* TASK OBJECTIVE *
Please express the lines of the listing from the line with "bar-dog xyxy=(433,340,463,355)" to the line with "value-label-dog: 10.6% xyxy=(515,213,559,230)", both included, as a JSON list of strings with one string per line and blank lines omitted.

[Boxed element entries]

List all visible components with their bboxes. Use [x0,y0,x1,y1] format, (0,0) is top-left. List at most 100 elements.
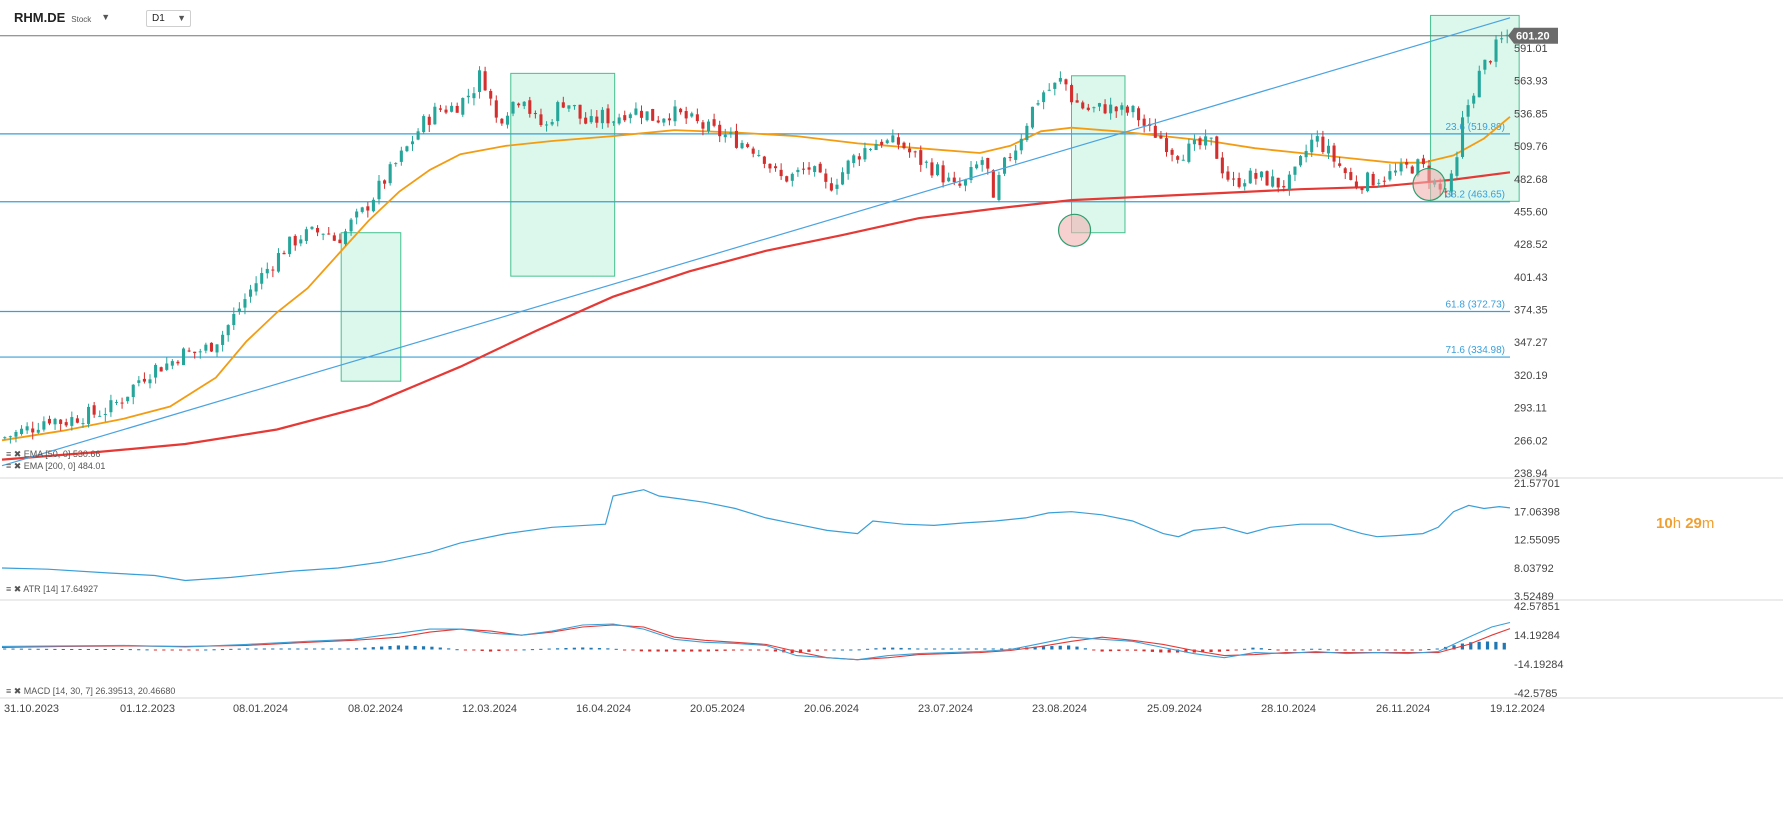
last-price-tag [1508,27,1558,44]
time-axis-label: 28.10.2024 [1261,703,1316,715]
candle-body [1226,171,1230,180]
macd-histogram-bar [1259,648,1263,650]
macd-histogram-bar [103,648,107,650]
candle-body [947,177,951,182]
macd-histogram-bar [949,648,953,650]
candle-body [896,137,900,145]
chevron-down-icon[interactable]: ▼ [101,12,111,22]
macd-histogram-bar [1075,646,1079,650]
candle-body [941,165,945,183]
candle-body [930,162,934,176]
symbol-type: Stock [71,14,92,24]
candle-body [444,109,448,113]
macd-histogram-bar [354,648,359,650]
candle-body [1159,135,1163,139]
symbol-name[interactable]: RHM.DE [14,9,66,25]
macd-histogram-bar [1142,649,1146,652]
macd-histogram-bar [1301,649,1305,651]
candle-body [47,418,52,424]
timeframe-select[interactable]: D1 ▼ [146,10,191,27]
macd-histogram-bar [1418,649,1423,651]
macd-histogram-bar [220,649,225,651]
candle-body [355,211,359,218]
time-axis-label: 16.04.2024 [576,703,631,715]
macd-histogram-bar [1083,648,1087,650]
macd-histogram-bar [178,649,183,651]
macd-histogram-bar [405,645,409,650]
macd-histogram-bar [916,648,920,650]
candle-body [1472,95,1476,104]
macd-histogram-bar [229,648,233,650]
candle-body [891,135,895,143]
symbol-header[interactable]: RHM.DE Stock ▼ [14,6,110,28]
candle-body [1081,102,1085,109]
atr-axis-label: 21.57701 [1514,478,1560,490]
candle-body [489,91,493,99]
candle-body [1282,185,1286,188]
moving-averages [1,116,1511,461]
macd-axis-label: -14.19284 [1514,659,1564,671]
candle-body [1254,172,1258,179]
macd-histogram-bar [1402,649,1406,651]
candle-body [1276,177,1280,188]
macd-histogram-bar [681,649,685,652]
candle-body [1164,138,1169,153]
candle-body [1315,136,1319,142]
candle-body [1131,105,1135,113]
time-axis-label: 20.05.2024 [690,703,745,715]
macd-histogram-bar [237,648,241,650]
candle-body [343,231,348,245]
candle-body [243,299,247,308]
candle-body [902,142,906,149]
candle-body [142,378,146,382]
candle-body [154,364,158,378]
macd-histogram-bar [1117,649,1121,651]
candle-body [1287,174,1291,190]
macd-histogram-bar [480,649,484,651]
highlight-box [1071,75,1126,234]
candle-body [718,124,722,137]
candle-body [1460,117,1465,157]
candle-body [1125,106,1129,113]
ema-200-line [1,171,1511,461]
candle-body [53,418,57,425]
candle-body [807,167,811,170]
macd-histogram-bar [1041,646,1046,650]
candle-body [813,166,817,173]
macd-histogram-bar [1268,648,1272,650]
macd-histogram-bar [329,648,333,650]
macd-histogram-bar [1058,645,1062,650]
macd-histogram-bar [1284,649,1289,651]
indicator-panes [1,489,1511,661]
macd-histogram-bar [36,648,40,650]
candle-body [533,113,537,115]
macd-histogram-bar [1242,648,1247,650]
candle-body [1103,104,1107,114]
candle-body [1114,106,1118,112]
countdown-hours-unit: h [1672,515,1682,532]
macd-histogram-bar [287,648,292,650]
macd-histogram-bar [1067,645,1071,650]
candle-body [126,396,130,402]
macd-histogram-bar [748,649,752,651]
candle-body [528,100,532,114]
candle-body [159,367,163,372]
candle-body [841,172,845,185]
candle-body [1416,159,1420,176]
macd-histogram-bar [86,648,91,650]
candle-body [114,402,119,404]
macd-axis-label: 42.57851 [1514,601,1560,613]
candle-body [148,379,152,384]
macd-histogram-bar [1393,649,1397,651]
macd-histogram-bar [807,649,811,652]
macd-histogram-bar [1184,649,1188,653]
candle-body [1405,162,1409,165]
candle-body [254,283,258,292]
candle-body [321,233,325,235]
time-axis-label: 20.06.2024 [804,703,859,715]
highlight-boxes-layer [340,14,1520,382]
candle-body [1237,177,1241,187]
candle-body [1014,150,1018,160]
macd-histogram-bar [447,648,451,650]
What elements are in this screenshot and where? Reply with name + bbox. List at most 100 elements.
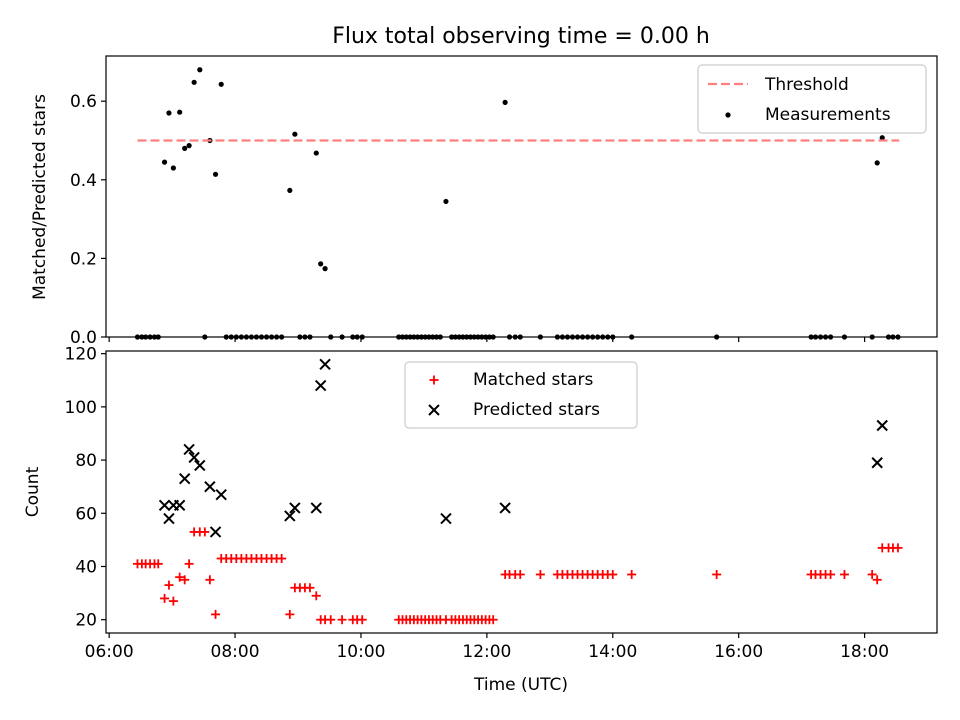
matched-point-16 [211, 609, 221, 619]
measurement-point-11 [186, 143, 192, 149]
legend-matched-marker [429, 375, 439, 385]
bottom-x-tick-label-5: 16:00 [714, 642, 763, 662]
measurement-point-31 [292, 131, 298, 137]
matched-point-71 [515, 569, 525, 579]
matched-point-39 [337, 615, 347, 625]
matched-point-91 [826, 569, 836, 579]
top-plot-frame [105, 55, 938, 338]
predicted-point-8 [204, 480, 216, 493]
predicted-point-15 [319, 358, 331, 371]
matched-point-8 [168, 596, 178, 606]
matched-point-29 [277, 554, 287, 564]
bottom-panel: 20 40 60 80 100 120 06:00 08:00 10:00 12:00 14:00… [23, 345, 938, 695]
top-y-ticks: 0.0 0.2 0.4 0.6 [70, 92, 106, 348]
bottom-y-tick-label-3: 80 [75, 451, 97, 471]
top-y-tick-label-3: 0.6 [70, 92, 97, 112]
bottom-legend-box [404, 361, 638, 429]
measurement-point-16 [212, 171, 219, 177]
predicted-point-10 [215, 488, 227, 501]
matched-point-67 [488, 615, 498, 625]
top-legend-box [697, 64, 927, 134]
chart-title: Flux total observing time = 0.00 h [332, 24, 710, 49]
measurement-point-55 [443, 198, 449, 205]
top-y-tick-label-1: 0.2 [70, 249, 97, 269]
bottom-x-tick-label-2: 10:00 [336, 642, 385, 662]
predicted-point-7 [194, 459, 206, 472]
bottom-x-tick-label-3: 12:00 [462, 642, 511, 662]
matched-point-30 [285, 609, 295, 619]
matched-point-98 [893, 543, 903, 553]
legend-threshold-label: Threshold [764, 75, 849, 95]
legend-matched-label: Matched stars [473, 370, 593, 390]
measurement-point-68 [502, 99, 508, 105]
measurement-point-12 [191, 79, 197, 85]
measurement-point-94 [874, 160, 880, 166]
matched-point-10 [180, 575, 190, 585]
matched-point-14 [200, 527, 210, 537]
top-legend: Threshold Measurements [697, 64, 927, 134]
matched-point-86 [712, 569, 722, 579]
matched-point-11 [184, 559, 194, 569]
predicted-point-13 [310, 502, 322, 514]
measurement-point-13 [197, 67, 203, 73]
legend-predicted-marker [428, 404, 440, 416]
matched-point-38 [326, 615, 336, 625]
bottom-x-tick-label-1: 08:00 [211, 642, 260, 662]
bottom-y-tick-label-2: 60 [75, 504, 97, 524]
top-y-tick-label-2: 0.4 [70, 171, 97, 191]
measurement-point-37 [322, 266, 328, 272]
matched-point-7 [164, 580, 174, 590]
predicted-point-18 [871, 457, 883, 469]
matched-point-15 [205, 575, 215, 585]
measurement-point-7 [166, 110, 172, 116]
legend-measurements-swatch [725, 112, 731, 118]
bottom-x-axis-label: Time (UTC) [473, 675, 568, 695]
measurement-point-17 [218, 81, 224, 87]
measurement-point-10 [182, 145, 188, 151]
measurement-point-30 [287, 187, 293, 194]
matched-point-94 [872, 575, 882, 585]
legend-predicted-swatch [428, 404, 440, 416]
predicted-point-5 [183, 443, 195, 456]
predicted-point-14 [314, 379, 327, 392]
bottom-y-ticks: 20 40 60 80 100 120 [65, 345, 106, 631]
predicted-point-3 [173, 499, 186, 512]
top-panel: 0.0 0.2 0.4 0.6 Matched/Predicted stars Thr… [30, 55, 938, 348]
predicted-point-11 [284, 510, 296, 522]
legend-predicted-label: Predicted stars [473, 400, 600, 420]
matched-point-6 [160, 593, 170, 603]
predicted-point-12 [289, 502, 301, 514]
bottom-plot-frame [105, 350, 938, 634]
predicted-point-17 [499, 502, 511, 514]
matched-point-42 [357, 615, 367, 625]
top-x-ticks [108, 337, 866, 342]
bottom-y-tick-label-5: 120 [65, 345, 97, 365]
bottom-y-tick-label-4: 100 [65, 398, 97, 418]
measurement-point-95 [879, 135, 885, 141]
measurement-point-36 [318, 261, 324, 267]
matched-point-72 [535, 569, 545, 579]
predicted-point-4 [178, 472, 191, 485]
bottom-y-tick-label-0: 20 [75, 611, 97, 631]
matched-point-5 [153, 559, 163, 569]
bottom-x-ticks: 06:00 08:00 10:00 12:00 14:00 16:00 18:00 [85, 633, 889, 662]
matched-point-84 [608, 569, 618, 579]
top-y-axis-label: Matched/Predicted stars [30, 94, 50, 300]
matched-point-85 [627, 569, 637, 579]
predicted-point-6 [188, 451, 200, 464]
bottom-legend: Matched stars Predicted stars [404, 361, 638, 429]
measurement-point-35 [313, 150, 319, 156]
matched-point-9 [175, 572, 185, 582]
predicted-point-19 [876, 419, 888, 432]
measurement-point-6 [161, 159, 168, 165]
matched-point-34 [305, 583, 315, 593]
measurement-point-9 [177, 109, 183, 115]
top-y-tick-label-0: 0.0 [70, 328, 97, 348]
matched-point-92 [839, 569, 849, 579]
count-series [132, 358, 903, 625]
predicted-point-9 [209, 526, 222, 538]
predicted-point-0 [158, 499, 171, 512]
predicted-point-16 [440, 512, 452, 525]
bottom-x-tick-label-0: 06:00 [85, 642, 134, 662]
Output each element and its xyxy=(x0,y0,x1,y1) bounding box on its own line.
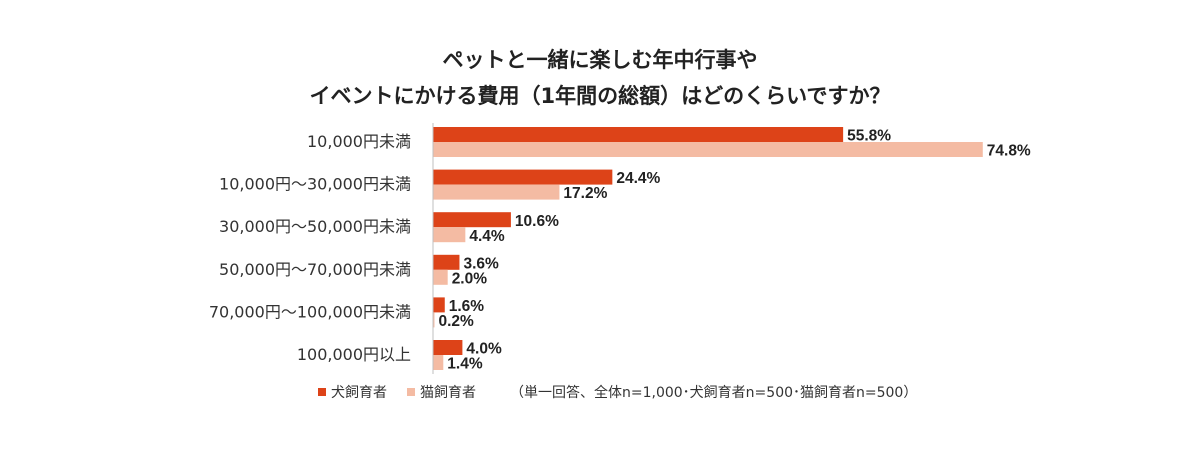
bar-dog xyxy=(433,340,463,355)
bar-dog xyxy=(433,127,844,142)
value-label-cat: 17.2% xyxy=(563,185,607,202)
bar-dog xyxy=(433,212,511,228)
value-label-cat: 4.4% xyxy=(469,228,505,245)
value-label-dog: 55.8% xyxy=(847,128,891,145)
chart-title-line-1: ペットと一緒に楽しむ年中行事や xyxy=(442,48,758,72)
chart-title-line-2: イベントにかける費用（1年間の総額）はどのくらいですか？ xyxy=(309,84,891,108)
category-label: 10,000円未満 xyxy=(307,132,411,151)
legend: 犬飼育者 猫飼育者 （単一回答、全体n=1,000･犬飼育者n=500･猫飼育者… xyxy=(318,382,917,402)
legend-label-cat: 猫飼育者 xyxy=(420,385,476,401)
value-label-cat: 1.4% xyxy=(447,356,483,373)
value-label-cat: 2.0% xyxy=(452,270,488,287)
value-label-dog: 24.4% xyxy=(616,170,660,187)
value-label-dog: 4.0% xyxy=(466,341,502,358)
bar-cat xyxy=(433,269,448,285)
category-label: 50,000円～70,000円未満 xyxy=(219,260,411,279)
value-label-cat: 0.2% xyxy=(438,313,474,330)
category-label: 70,000円～100,000円未満 xyxy=(209,302,411,321)
category-label: 10,000円～30,000円未満 xyxy=(219,175,411,194)
sample-size-note: （単一回答、全体n=1,000･犬飼育者n=500･猫飼育者n=500） xyxy=(510,385,918,401)
bar-cat xyxy=(433,142,983,157)
legend-item-cat: 猫飼育者 xyxy=(407,382,476,402)
category-label: 30,000円～50,000円未満 xyxy=(219,217,411,236)
value-label-cat: 74.8% xyxy=(987,143,1031,160)
bar-dog xyxy=(433,297,445,313)
legend-swatch-cat xyxy=(407,388,415,396)
category-label: 100,000円以上 xyxy=(297,345,411,364)
value-label-dog: 1.6% xyxy=(449,298,485,315)
bar-dog xyxy=(433,254,460,270)
value-label-dog: 3.6% xyxy=(463,255,499,272)
bar-dog xyxy=(433,169,613,185)
legend-swatch-dog xyxy=(318,388,326,396)
legend-item-dog: 犬飼育者 xyxy=(318,382,387,402)
legend-label-dog: 犬飼育者 xyxy=(331,385,387,401)
bar-cat xyxy=(433,227,466,243)
bar-cat xyxy=(433,355,444,370)
bar-cat xyxy=(433,184,560,200)
bar-cat xyxy=(433,312,435,328)
value-label-dog: 10.6% xyxy=(515,213,559,230)
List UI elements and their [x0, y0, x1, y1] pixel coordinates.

* THE RESPONSE *
[
  "bar-dog xyxy=(433,340,463,355)",
  "bar-dog xyxy=(433,127,844,142)",
  "value-label-cat: 17.2% xyxy=(563,185,607,202)",
  "bar-dog xyxy=(433,212,511,228)",
  "value-label-cat: 4.4% xyxy=(469,228,505,245)",
  "value-label-dog: 55.8% xyxy=(847,128,891,145)",
  "chart-title-line-1: ペットと一緒に楽しむ年中行事や xyxy=(442,48,758,72)",
  "chart-title-line-2: イベントにかける費用（1年間の総額）はどのくらいですか？ xyxy=(309,84,891,108)",
  "category-label: 10,000円未満 xyxy=(307,132,411,151)",
  "legend: 犬飼育者 猫飼育者 （単一回答、全体n=1,000･犬飼育者n=500･猫飼育者… xyxy=(318,382,917,402)",
  "legend-label-cat: 猫飼育者 xyxy=(420,385,476,401)",
  "value-label-cat: 1.4% xyxy=(447,356,483,373)",
  "value-label-cat: 2.0% xyxy=(452,270,488,287)",
  "value-label-dog: 24.4% xyxy=(616,170,660,187)",
  "value-label-dog: 4.0% xyxy=(466,341,502,358)",
  "bar-cat xyxy=(433,269,448,285)",
  "category-label: 50,000円～70,000円未満 xyxy=(219,260,411,279)",
  "value-label-cat: 0.2% xyxy=(438,313,474,330)",
  "category-label: 70,000円～100,000円未満 xyxy=(209,302,411,321)",
  "category-label: 10,000円～30,000円未満 xyxy=(219,175,411,194)",
  "sample-size-note: （単一回答、全体n=1,000･犬飼育者n=500･猫飼育者n=500） xyxy=(510,385,918,401)",
  "bar-cat xyxy=(433,142,983,157)",
  "legend-item-cat: 猫飼育者 xyxy=(407,382,476,402)",
  "category-label: 30,000円～50,000円未満 xyxy=(219,217,411,236)",
  "value-label-cat: 74.8% xyxy=(987,143,1031,160)",
  "bar-dog xyxy=(433,297,445,313)",
  "legend-swatch-cat xyxy=(407,388,415,396)",
  "category-label: 100,000円以上 xyxy=(297,345,411,364)",
  "value-label-dog: 1.6% xyxy=(449,298,485,315)",
  "bar-dog xyxy=(433,254,460,270)",
  "value-label-dog: 3.6% xyxy=(463,255,499,272)",
  "bar-dog xyxy=(433,169,613,185)",
  "legend-swatch-dog xyxy=(318,388,326,396)",
  "legend-item-dog: 犬飼育者 xyxy=(318,382,387,402)",
  "legend-label-dog: 犬飼育者 xyxy=(331,385,387,401)",
  "bar-cat xyxy=(433,227,466,243)",
  "bar-cat xyxy=(433,355,444,370)",
  "bar-cat xyxy=(433,184,560,200)",
  "bar-cat xyxy=(433,312,435,328)",
  "value-label-dog: 10.6% xyxy=(515,213,559,230)"
]